Dataset excerpts
* Begin *

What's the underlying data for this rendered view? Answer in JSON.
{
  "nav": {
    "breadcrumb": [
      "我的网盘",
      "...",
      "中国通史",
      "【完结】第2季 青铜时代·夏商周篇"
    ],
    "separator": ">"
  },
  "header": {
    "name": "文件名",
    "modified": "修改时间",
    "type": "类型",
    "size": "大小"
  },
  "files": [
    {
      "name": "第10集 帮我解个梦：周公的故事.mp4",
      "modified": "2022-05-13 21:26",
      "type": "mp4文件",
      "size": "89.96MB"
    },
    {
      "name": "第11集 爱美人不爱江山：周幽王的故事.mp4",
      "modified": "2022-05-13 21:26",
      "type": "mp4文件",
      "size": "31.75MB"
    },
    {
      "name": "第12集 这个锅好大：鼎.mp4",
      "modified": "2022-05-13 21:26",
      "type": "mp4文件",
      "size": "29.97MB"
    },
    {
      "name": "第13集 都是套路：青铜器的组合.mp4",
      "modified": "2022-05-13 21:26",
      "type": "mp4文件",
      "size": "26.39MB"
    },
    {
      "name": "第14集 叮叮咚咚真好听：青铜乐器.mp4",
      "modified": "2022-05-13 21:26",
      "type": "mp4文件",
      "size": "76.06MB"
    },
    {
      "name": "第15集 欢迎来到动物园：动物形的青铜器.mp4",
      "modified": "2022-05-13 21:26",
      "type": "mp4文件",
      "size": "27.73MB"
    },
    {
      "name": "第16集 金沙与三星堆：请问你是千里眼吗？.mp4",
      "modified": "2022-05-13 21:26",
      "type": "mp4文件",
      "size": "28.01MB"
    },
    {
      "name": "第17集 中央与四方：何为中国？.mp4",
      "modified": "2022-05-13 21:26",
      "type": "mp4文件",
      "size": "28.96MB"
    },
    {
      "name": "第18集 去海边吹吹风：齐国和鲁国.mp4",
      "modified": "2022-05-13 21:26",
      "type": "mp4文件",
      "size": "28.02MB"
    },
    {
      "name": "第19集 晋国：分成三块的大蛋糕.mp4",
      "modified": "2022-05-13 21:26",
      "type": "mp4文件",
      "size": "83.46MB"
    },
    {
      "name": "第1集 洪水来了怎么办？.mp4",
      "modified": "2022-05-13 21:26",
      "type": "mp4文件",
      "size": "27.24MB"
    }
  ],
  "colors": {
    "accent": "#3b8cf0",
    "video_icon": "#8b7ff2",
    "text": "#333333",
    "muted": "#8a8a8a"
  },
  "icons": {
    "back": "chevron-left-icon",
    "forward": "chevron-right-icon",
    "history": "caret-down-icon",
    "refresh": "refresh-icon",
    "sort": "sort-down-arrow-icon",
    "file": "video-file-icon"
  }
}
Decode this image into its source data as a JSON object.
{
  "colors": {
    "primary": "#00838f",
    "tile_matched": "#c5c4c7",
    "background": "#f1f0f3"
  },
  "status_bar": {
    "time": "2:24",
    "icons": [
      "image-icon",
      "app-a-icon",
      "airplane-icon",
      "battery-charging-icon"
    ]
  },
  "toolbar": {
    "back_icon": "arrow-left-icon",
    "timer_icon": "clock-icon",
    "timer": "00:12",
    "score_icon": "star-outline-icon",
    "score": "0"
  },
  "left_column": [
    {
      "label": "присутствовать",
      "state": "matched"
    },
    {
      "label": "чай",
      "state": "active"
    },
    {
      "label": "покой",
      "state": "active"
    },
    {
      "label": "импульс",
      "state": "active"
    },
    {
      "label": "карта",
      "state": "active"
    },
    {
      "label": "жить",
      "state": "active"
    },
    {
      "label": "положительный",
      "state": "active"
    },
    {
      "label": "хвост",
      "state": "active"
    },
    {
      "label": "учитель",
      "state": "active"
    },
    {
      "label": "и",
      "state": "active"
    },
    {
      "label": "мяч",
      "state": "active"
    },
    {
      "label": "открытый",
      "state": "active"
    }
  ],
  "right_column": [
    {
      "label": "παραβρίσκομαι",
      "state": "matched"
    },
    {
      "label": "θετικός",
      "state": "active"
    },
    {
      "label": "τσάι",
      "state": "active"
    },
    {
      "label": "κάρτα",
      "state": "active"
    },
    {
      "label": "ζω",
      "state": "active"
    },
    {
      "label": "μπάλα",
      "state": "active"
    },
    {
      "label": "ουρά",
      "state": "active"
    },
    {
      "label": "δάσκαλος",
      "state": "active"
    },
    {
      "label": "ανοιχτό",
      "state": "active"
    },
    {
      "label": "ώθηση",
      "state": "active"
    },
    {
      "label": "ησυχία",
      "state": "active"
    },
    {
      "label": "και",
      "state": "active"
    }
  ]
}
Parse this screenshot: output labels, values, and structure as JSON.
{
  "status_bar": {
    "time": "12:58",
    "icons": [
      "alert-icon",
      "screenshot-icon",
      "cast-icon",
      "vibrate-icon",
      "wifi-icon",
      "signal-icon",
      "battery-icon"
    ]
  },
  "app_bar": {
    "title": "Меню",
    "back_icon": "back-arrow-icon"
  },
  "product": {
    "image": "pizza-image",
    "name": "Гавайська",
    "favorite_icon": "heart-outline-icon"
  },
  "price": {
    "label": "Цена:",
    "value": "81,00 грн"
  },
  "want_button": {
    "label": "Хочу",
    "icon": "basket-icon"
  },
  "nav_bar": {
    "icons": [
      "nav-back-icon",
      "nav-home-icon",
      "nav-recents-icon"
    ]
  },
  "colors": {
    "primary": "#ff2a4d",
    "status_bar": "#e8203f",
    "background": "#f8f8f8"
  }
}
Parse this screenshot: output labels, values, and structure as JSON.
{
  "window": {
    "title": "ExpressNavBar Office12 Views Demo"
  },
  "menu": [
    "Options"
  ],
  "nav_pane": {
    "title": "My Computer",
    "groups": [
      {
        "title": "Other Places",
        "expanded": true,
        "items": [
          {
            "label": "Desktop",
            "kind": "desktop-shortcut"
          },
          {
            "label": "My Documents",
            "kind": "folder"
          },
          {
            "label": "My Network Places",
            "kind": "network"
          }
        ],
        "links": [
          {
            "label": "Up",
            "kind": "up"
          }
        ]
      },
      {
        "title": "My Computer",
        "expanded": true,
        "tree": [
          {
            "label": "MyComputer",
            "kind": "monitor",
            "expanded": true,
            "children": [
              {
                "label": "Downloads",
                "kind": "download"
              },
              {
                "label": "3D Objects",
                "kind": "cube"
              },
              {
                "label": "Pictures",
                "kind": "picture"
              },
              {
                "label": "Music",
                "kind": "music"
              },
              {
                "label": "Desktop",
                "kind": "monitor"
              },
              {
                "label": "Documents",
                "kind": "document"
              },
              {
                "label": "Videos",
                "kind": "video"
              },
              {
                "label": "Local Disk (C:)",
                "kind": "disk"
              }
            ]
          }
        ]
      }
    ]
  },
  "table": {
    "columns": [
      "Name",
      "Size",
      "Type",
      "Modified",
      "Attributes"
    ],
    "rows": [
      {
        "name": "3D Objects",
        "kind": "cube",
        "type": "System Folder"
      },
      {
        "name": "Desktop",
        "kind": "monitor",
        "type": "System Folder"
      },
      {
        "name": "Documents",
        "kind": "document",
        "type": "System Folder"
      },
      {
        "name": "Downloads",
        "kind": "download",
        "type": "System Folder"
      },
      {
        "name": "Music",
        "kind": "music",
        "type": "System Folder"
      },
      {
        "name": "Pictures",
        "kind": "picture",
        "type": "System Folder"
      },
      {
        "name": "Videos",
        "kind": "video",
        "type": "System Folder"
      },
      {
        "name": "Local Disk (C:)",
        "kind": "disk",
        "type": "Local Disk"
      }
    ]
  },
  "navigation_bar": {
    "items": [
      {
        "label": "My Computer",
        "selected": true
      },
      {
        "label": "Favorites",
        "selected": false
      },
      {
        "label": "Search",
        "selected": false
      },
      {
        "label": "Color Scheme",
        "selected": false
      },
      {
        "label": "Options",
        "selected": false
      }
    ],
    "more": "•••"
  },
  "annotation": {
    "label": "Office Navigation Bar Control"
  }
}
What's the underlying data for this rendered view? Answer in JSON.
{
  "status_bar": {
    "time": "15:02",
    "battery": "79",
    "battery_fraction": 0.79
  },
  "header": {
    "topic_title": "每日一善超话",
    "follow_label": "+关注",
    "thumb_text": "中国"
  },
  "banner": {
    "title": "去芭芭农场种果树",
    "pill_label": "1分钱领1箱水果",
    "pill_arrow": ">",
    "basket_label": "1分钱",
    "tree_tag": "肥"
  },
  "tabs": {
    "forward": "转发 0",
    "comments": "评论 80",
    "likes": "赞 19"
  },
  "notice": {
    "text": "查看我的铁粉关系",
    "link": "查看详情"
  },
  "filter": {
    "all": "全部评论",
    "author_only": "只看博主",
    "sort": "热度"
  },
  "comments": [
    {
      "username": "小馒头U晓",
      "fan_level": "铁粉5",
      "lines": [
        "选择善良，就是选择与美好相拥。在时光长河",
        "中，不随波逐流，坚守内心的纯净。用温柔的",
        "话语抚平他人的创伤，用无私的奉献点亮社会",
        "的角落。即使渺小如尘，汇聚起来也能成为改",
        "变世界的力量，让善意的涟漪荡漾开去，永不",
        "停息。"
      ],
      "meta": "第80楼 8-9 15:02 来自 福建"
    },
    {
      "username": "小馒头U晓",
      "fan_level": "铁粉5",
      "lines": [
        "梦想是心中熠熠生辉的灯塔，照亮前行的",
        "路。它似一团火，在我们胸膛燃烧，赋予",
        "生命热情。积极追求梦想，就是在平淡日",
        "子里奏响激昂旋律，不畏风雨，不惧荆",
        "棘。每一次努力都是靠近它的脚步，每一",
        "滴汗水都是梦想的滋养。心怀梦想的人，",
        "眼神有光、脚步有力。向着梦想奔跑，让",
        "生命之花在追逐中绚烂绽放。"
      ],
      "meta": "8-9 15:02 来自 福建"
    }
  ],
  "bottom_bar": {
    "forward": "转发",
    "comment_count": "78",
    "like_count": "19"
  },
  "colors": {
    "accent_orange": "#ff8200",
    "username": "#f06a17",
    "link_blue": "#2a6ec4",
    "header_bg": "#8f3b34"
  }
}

* End *

Work instructions → Each line above that includes "forward" should be shown.

Completed task →
    "forward": "chevron-right-icon",
    "forward": "转发 0",
    "forward": "转发",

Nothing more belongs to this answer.